## What the task requires
Lift out each line of the data that holds "JSON".
[Start of Entries]
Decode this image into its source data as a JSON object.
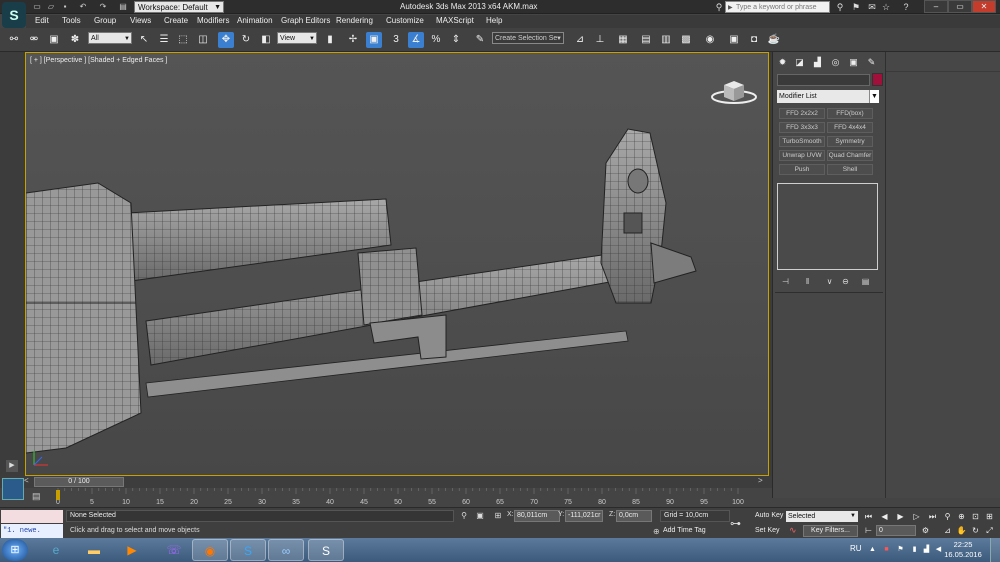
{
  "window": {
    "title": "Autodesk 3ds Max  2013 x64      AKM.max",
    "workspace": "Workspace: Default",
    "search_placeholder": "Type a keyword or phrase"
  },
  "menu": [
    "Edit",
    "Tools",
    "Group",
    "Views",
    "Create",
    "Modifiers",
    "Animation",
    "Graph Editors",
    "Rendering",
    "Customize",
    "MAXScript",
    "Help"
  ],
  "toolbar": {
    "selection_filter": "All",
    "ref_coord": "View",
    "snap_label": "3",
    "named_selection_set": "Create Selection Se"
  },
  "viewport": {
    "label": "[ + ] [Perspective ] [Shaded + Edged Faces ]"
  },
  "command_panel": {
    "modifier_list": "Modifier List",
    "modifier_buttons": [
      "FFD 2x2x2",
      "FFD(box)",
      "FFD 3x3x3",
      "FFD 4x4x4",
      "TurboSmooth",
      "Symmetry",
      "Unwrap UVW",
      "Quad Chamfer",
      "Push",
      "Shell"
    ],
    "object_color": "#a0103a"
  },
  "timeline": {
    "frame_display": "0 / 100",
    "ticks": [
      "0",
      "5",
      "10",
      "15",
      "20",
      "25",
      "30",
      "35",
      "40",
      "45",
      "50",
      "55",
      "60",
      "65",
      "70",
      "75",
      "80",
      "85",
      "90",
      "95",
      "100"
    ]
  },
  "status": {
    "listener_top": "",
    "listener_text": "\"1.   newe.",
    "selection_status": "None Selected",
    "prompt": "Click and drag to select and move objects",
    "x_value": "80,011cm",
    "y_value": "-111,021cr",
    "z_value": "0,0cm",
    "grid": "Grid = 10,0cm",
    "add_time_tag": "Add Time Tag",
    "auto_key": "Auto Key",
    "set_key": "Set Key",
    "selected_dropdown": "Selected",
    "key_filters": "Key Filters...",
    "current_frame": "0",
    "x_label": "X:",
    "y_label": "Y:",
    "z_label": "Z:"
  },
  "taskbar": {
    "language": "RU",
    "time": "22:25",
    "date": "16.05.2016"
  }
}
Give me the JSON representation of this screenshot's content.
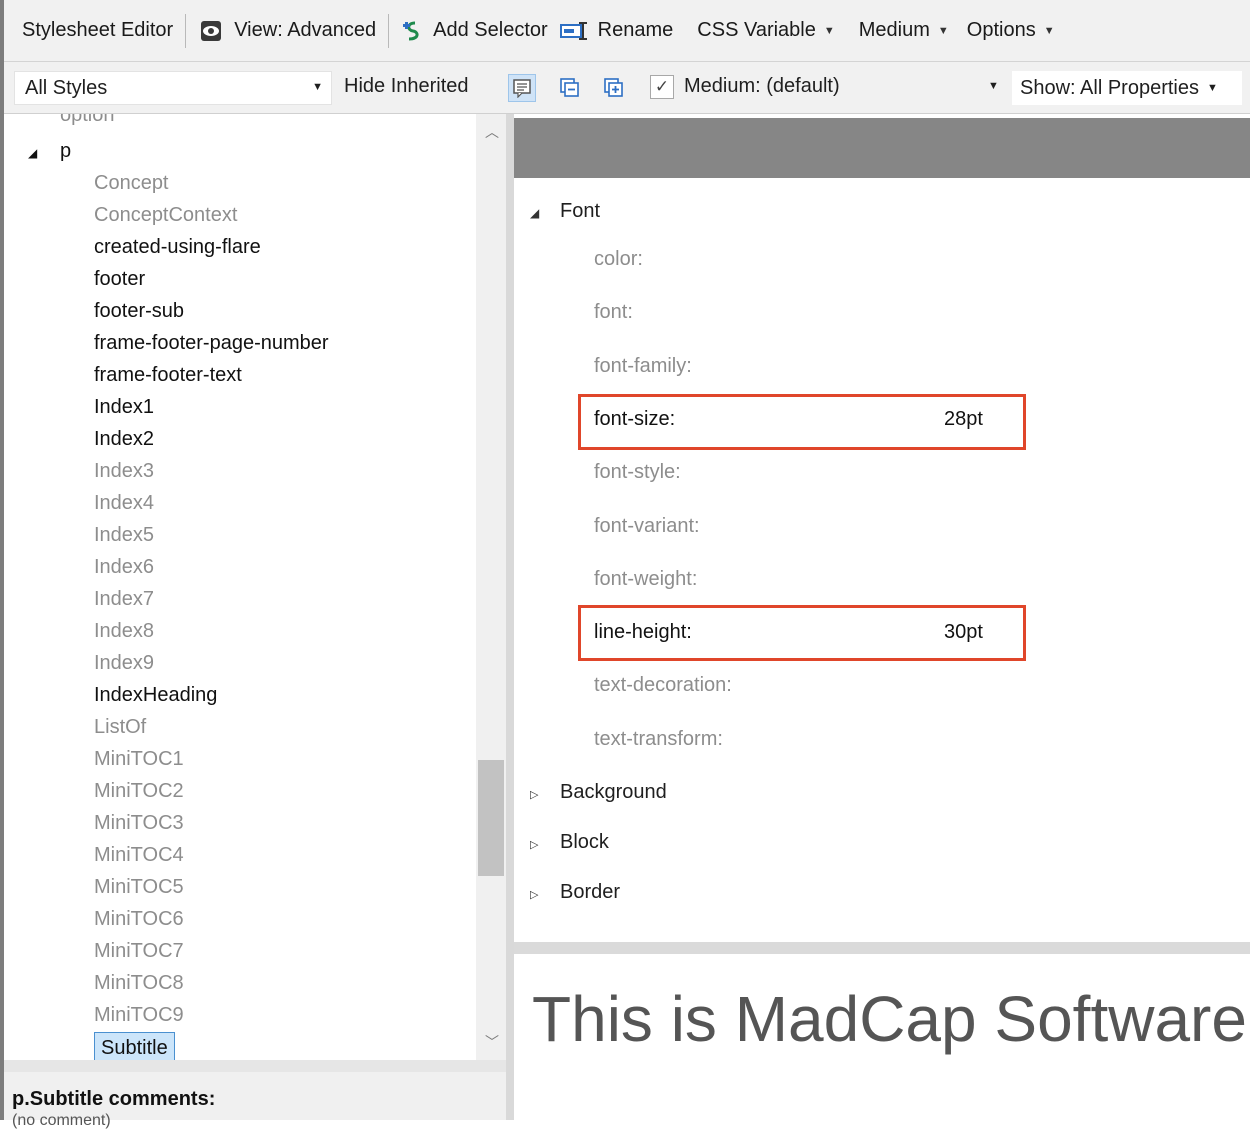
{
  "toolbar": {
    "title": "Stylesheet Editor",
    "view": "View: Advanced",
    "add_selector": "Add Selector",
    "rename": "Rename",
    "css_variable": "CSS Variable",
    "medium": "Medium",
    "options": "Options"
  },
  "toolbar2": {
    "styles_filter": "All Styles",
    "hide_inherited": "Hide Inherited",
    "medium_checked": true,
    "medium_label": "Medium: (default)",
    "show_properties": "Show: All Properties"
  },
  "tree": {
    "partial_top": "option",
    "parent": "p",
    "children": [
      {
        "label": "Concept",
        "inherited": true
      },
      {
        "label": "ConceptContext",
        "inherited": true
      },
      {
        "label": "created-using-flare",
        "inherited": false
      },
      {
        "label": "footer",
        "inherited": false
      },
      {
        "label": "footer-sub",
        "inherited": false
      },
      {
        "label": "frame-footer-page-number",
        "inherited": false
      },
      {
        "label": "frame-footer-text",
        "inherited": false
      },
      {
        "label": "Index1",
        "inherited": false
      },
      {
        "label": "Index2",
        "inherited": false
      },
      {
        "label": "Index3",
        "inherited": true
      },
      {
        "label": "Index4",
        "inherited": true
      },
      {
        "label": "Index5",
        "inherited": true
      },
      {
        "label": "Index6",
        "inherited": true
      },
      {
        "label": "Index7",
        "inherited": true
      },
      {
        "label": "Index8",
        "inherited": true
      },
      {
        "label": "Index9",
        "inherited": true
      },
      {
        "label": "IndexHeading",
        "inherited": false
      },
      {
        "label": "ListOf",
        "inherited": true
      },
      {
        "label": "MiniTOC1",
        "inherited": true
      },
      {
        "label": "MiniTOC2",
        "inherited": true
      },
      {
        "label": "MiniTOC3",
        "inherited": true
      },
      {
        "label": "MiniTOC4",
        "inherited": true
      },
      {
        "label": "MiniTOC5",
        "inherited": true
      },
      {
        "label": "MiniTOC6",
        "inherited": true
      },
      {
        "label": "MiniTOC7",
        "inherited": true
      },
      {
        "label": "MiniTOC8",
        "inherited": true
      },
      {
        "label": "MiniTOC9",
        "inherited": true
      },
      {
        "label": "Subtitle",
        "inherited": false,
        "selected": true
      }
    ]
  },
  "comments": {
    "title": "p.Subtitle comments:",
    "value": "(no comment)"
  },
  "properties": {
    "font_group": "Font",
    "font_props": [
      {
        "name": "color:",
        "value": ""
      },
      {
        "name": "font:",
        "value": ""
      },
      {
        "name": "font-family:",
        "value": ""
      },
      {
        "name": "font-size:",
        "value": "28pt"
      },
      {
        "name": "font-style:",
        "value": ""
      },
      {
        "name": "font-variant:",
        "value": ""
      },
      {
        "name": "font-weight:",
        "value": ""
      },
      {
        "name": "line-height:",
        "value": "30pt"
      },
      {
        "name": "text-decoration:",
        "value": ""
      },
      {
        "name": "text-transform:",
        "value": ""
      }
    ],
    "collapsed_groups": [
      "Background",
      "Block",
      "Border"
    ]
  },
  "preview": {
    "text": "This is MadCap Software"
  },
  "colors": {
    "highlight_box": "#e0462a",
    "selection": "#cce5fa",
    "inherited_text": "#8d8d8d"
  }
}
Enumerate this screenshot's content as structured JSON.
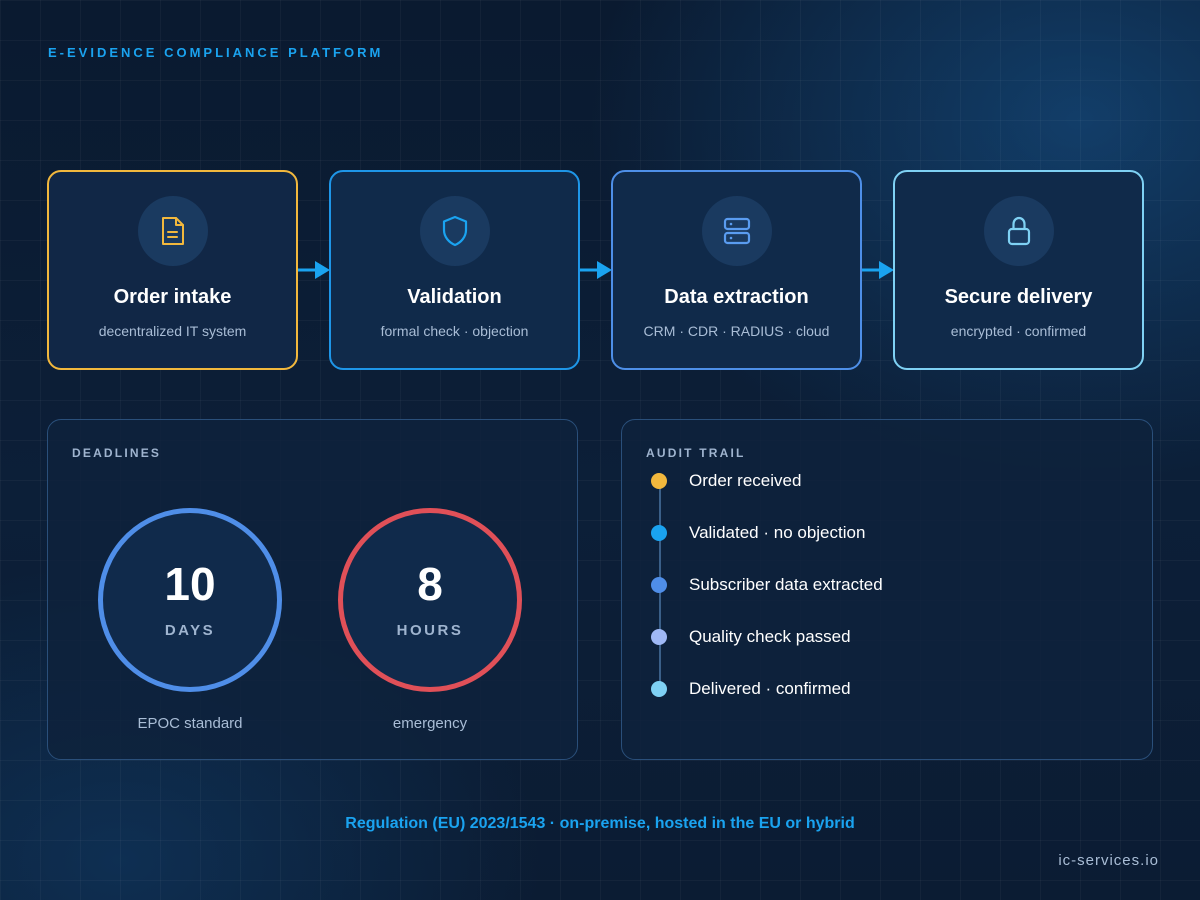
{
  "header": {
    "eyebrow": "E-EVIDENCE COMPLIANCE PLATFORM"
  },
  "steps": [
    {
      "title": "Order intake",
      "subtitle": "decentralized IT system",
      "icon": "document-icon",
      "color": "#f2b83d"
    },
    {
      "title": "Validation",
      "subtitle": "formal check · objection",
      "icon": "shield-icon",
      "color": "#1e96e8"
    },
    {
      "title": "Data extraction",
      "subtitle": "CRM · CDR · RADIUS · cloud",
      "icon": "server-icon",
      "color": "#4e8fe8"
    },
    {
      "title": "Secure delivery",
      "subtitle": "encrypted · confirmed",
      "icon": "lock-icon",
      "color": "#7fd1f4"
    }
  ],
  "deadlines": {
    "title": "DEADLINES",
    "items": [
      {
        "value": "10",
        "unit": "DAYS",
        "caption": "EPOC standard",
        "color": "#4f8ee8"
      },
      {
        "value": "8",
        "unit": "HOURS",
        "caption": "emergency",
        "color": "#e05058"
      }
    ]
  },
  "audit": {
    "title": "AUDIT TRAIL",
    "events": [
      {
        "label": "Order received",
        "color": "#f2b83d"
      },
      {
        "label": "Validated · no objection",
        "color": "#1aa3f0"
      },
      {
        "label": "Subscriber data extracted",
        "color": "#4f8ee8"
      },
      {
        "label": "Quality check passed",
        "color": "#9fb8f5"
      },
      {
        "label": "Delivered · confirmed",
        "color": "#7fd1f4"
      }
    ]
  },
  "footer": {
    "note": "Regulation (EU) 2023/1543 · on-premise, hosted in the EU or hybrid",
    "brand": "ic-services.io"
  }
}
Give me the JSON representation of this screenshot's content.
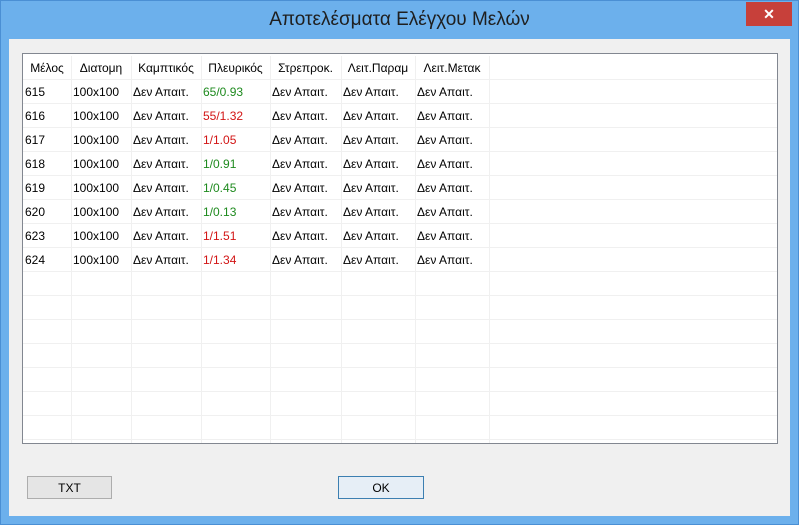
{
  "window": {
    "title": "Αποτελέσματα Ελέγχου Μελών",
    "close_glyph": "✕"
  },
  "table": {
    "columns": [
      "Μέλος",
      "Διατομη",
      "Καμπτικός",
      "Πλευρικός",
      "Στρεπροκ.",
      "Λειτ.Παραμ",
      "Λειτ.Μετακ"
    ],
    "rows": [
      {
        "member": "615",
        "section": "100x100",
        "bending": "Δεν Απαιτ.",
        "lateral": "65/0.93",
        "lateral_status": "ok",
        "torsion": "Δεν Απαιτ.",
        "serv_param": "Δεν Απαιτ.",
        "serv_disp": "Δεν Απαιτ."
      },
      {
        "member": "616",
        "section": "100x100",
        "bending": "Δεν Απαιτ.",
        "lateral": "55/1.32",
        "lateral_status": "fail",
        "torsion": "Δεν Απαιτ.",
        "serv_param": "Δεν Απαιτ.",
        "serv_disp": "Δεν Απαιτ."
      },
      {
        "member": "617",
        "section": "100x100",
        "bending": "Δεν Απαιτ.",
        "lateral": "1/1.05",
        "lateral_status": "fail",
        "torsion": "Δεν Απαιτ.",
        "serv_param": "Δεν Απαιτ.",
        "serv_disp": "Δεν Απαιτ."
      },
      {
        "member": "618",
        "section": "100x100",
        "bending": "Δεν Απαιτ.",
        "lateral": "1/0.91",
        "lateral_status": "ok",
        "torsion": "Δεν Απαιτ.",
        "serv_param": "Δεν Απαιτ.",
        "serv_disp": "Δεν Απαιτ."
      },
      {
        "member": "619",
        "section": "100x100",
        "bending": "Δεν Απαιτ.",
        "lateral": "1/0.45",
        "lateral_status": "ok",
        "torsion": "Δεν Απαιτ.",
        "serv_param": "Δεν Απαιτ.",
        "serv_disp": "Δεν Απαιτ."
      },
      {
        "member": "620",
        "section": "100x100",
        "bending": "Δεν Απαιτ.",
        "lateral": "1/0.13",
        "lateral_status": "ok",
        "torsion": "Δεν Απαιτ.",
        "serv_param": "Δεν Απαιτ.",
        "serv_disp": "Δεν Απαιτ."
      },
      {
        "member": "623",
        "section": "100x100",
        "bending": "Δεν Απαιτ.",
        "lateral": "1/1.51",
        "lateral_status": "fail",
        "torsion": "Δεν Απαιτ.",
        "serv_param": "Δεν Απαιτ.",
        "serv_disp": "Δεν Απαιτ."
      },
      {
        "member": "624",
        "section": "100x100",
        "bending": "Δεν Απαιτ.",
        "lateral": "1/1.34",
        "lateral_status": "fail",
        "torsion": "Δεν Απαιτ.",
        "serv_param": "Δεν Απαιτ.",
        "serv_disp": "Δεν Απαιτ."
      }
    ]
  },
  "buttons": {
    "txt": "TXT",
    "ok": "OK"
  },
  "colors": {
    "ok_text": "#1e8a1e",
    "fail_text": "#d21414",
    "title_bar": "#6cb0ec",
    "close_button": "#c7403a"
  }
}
[End of Entries]
## Reply
Decode this image into its source data as a JSON object.
Give me the JSON representation of this screenshot's content.
Enumerate this screenshot's content as structured JSON.
Give me the JSON representation of this screenshot's content.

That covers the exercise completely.